To be done: Output all records precisely as written.

Records from a data source
◆ ◆ ◆

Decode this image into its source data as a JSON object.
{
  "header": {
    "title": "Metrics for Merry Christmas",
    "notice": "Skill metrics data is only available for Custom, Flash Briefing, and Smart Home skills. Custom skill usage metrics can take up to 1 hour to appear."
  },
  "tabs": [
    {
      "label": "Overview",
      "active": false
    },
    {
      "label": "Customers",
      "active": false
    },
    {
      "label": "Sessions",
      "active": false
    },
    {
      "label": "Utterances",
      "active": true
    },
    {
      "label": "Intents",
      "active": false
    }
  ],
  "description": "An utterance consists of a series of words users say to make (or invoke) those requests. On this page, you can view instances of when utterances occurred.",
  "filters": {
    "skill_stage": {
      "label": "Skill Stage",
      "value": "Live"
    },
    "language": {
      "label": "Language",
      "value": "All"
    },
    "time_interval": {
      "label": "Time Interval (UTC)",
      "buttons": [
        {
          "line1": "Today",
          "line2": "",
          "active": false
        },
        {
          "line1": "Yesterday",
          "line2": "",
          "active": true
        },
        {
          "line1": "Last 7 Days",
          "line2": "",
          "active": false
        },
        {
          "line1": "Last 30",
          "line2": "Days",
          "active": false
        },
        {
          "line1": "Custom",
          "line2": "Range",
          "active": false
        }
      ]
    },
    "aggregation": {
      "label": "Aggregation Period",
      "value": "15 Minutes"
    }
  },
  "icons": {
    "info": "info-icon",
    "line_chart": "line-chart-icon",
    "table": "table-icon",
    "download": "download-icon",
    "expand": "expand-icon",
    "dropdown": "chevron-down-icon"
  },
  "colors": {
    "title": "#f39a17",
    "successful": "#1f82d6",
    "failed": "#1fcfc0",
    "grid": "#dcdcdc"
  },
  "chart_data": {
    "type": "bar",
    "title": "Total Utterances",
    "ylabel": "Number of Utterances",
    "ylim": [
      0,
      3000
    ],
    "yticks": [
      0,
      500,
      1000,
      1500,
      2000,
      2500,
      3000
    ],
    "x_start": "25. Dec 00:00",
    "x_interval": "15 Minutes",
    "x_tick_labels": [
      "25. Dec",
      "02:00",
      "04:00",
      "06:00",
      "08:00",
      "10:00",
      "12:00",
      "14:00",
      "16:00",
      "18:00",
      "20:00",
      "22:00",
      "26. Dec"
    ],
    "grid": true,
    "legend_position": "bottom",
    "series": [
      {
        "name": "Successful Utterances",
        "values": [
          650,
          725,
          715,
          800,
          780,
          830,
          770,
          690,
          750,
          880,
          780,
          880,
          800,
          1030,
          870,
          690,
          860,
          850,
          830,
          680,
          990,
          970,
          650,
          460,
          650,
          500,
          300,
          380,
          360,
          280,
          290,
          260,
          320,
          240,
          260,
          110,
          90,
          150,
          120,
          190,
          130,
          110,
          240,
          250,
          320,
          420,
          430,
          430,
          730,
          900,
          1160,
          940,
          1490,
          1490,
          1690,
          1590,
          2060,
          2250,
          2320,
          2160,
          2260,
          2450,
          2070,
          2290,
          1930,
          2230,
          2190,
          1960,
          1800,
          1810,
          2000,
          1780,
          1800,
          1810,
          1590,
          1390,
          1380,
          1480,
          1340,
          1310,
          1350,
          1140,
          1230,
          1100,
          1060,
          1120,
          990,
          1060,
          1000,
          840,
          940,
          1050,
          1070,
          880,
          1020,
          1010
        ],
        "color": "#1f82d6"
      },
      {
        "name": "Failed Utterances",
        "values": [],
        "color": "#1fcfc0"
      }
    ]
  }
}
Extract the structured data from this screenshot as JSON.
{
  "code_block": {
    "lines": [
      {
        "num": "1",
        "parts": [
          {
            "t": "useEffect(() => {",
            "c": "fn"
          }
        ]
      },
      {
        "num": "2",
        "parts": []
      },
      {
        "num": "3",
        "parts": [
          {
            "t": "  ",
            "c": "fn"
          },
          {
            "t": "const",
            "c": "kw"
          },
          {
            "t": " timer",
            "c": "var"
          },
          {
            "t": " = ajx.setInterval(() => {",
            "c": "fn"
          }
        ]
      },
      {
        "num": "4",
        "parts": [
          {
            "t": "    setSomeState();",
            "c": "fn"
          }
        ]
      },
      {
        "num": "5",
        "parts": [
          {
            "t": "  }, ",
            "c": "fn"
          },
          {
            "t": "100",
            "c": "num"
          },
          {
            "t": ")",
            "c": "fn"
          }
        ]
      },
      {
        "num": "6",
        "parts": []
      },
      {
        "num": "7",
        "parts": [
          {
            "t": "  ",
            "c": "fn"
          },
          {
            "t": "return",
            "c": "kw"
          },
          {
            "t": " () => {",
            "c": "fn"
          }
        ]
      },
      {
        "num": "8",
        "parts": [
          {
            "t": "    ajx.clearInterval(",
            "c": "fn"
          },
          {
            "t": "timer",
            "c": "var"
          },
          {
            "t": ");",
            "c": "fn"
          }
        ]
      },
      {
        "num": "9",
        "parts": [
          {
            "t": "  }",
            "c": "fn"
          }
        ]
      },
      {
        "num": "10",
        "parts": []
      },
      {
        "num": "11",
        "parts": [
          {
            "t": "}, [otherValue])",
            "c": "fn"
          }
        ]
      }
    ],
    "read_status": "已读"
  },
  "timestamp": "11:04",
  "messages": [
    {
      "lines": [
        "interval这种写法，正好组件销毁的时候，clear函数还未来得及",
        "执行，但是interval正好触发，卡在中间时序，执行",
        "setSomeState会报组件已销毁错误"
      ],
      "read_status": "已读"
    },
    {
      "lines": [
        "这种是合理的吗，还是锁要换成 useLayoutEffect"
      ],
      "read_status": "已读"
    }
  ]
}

◆ ◆ ◆

Answer in full:
Decode this image into its source data as a JSON object.
{
  "header": {
    "title": "Metrics for Merry Christmas",
    "notice": "Skill metrics data is only available for Custom, Flash Briefing, and Smart Home skills. Custom skill usage metrics can take up to 1 hour to appear."
  },
  "tabs": [
    {
      "label": "Overview",
      "active": false
    },
    {
      "label": "Customers",
      "active": false
    },
    {
      "label": "Sessions",
      "active": false
    },
    {
      "label": "Utterances",
      "active": true
    },
    {
      "label": "Intents",
      "active": false
    }
  ],
  "description": "An utterance consists of a series of words users say to make (or invoke) those requests. On this page, you can view instances of when utterances occurred.",
  "filters": {
    "skill_stage": {
      "label": "Skill Stage",
      "value": "Live"
    },
    "language": {
      "label": "Language",
      "value": "All"
    },
    "time_interval": {
      "label": "Time Interval (UTC)",
      "buttons": [
        {
          "line1": "Today",
          "line2": "",
          "active": false
        },
        {
          "line1": "Yesterday",
          "line2": "",
          "active": true
        },
        {
          "line1": "Last 7 Days",
          "line2": "",
          "active": false
        },
        {
          "line1": "Last 30",
          "line2": "Days",
          "active": false
        },
        {
          "line1": "Custom",
          "line2": "Range",
          "active": false
        }
      ]
    },
    "aggregation": {
      "label": "Aggregation Period",
      "value": "15 Minutes"
    }
  },
  "icons": {
    "info": "info-icon",
    "line_chart": "line-chart-icon",
    "table": "table-icon",
    "download": "download-icon",
    "expand": "expand-icon",
    "dropdown": "chevron-down-icon"
  },
  "colors": {
    "title": "#f39a17",
    "successful": "#1f82d6",
    "failed": "#1fcfc0",
    "grid": "#dcdcdc"
  },
  "chart_data": {
    "type": "bar",
    "title": "Total Utterances",
    "ylabel": "Number of Utterances",
    "ylim": [
      0,
      3000
    ],
    "yticks": [
      0,
      500,
      1000,
      1500,
      2000,
      2500,
      3000
    ],
    "x_start": "25. Dec 00:00",
    "x_interval": "15 Minutes",
    "x_tick_labels": [
      "25. Dec",
      "02:00",
      "04:00",
      "06:00",
      "08:00",
      "10:00",
      "12:00",
      "14:00",
      "16:00",
      "18:00",
      "20:00",
      "22:00",
      "26. Dec"
    ],
    "grid": true,
    "legend_position": "bottom",
    "series": [
      {
        "name": "Successful Utterances",
        "values": [
          650,
          725,
          715,
          800,
          780,
          830,
          770,
          690,
          750,
          880,
          780,
          880,
          800,
          1030,
          870,
          690,
          860,
          850,
          830,
          680,
          990,
          970,
          650,
          460,
          650,
          500,
          300,
          380,
          360,
          280,
          290,
          260,
          320,
          240,
          260,
          110,
          90,
          150,
          120,
          190,
          130,
          110,
          240,
          250,
          320,
          420,
          430,
          430,
          730,
          900,
          1160,
          940,
          1490,
          1490,
          1690,
          1590,
          2060,
          2250,
          2320,
          2160,
          2260,
          2450,
          2070,
          2290,
          1930,
          2230,
          2190,
          1960,
          1800,
          1810,
          2000,
          1780,
          1800,
          1810,
          1590,
          1390,
          1380,
          1480,
          1340,
          1310,
          1350,
          1140,
          1230,
          1100,
          1060,
          1120,
          990,
          1060,
          1000,
          840,
          940,
          1050,
          1070,
          880,
          1020,
          1010
        ],
        "color": "#1f82d6"
      },
      {
        "name": "Failed Utterances",
        "values": [],
        "color": "#1fcfc0"
      }
    ]
  }
}
Extract the structured data from this screenshot as JSON.
{
  "code_block": {
    "lines": [
      {
        "num": "1",
        "parts": [
          {
            "t": "useEffect(() => {",
            "c": "fn"
          }
        ]
      },
      {
        "num": "2",
        "parts": []
      },
      {
        "num": "3",
        "parts": [
          {
            "t": "  ",
            "c": "fn"
          },
          {
            "t": "const",
            "c": "kw"
          },
          {
            "t": " timer",
            "c": "var"
          },
          {
            "t": " = ajx.setInterval(() => {",
            "c": "fn"
          }
        ]
      },
      {
        "num": "4",
        "parts": [
          {
            "t": "    setSomeState();",
            "c": "fn"
          }
        ]
      },
      {
        "num": "5",
        "parts": [
          {
            "t": "  }, ",
            "c": "fn"
          },
          {
            "t": "100",
            "c": "num"
          },
          {
            "t": ")",
            "c": "fn"
          }
        ]
      },
      {
        "num": "6",
        "parts": []
      },
      {
        "num": "7",
        "parts": [
          {
            "t": "  ",
            "c": "fn"
          },
          {
            "t": "return",
            "c": "kw"
          },
          {
            "t": " () => {",
            "c": "fn"
          }
        ]
      },
      {
        "num": "8",
        "parts": [
          {
            "t": "    ajx.clearInterval(",
            "c": "fn"
          },
          {
            "t": "timer",
            "c": "var"
          },
          {
            "t": ");",
            "c": "fn"
          }
        ]
      },
      {
        "num": "9",
        "parts": [
          {
            "t": "  }",
            "c": "fn"
          }
        ]
      },
      {
        "num": "10",
        "parts": []
      },
      {
        "num": "11",
        "parts": [
          {
            "t": "}, [otherValue])",
            "c": "fn"
          }
        ]
      }
    ],
    "read_status": "已读"
  },
  "timestamp": "11:04",
  "messages": [
    {
      "lines": [
        "interval这种写法，正好组件销毁的时候，clear函数还未来得及",
        "执行，但是interval正好触发，卡在中间时序，执行",
        "setSomeState会报组件已销毁错误"
      ],
      "read_status": "已读"
    },
    {
      "lines": [
        "这种是合理的吗，还是锁要换成 useLayoutEffect"
      ],
      "read_status": "已读"
    }
  ]
}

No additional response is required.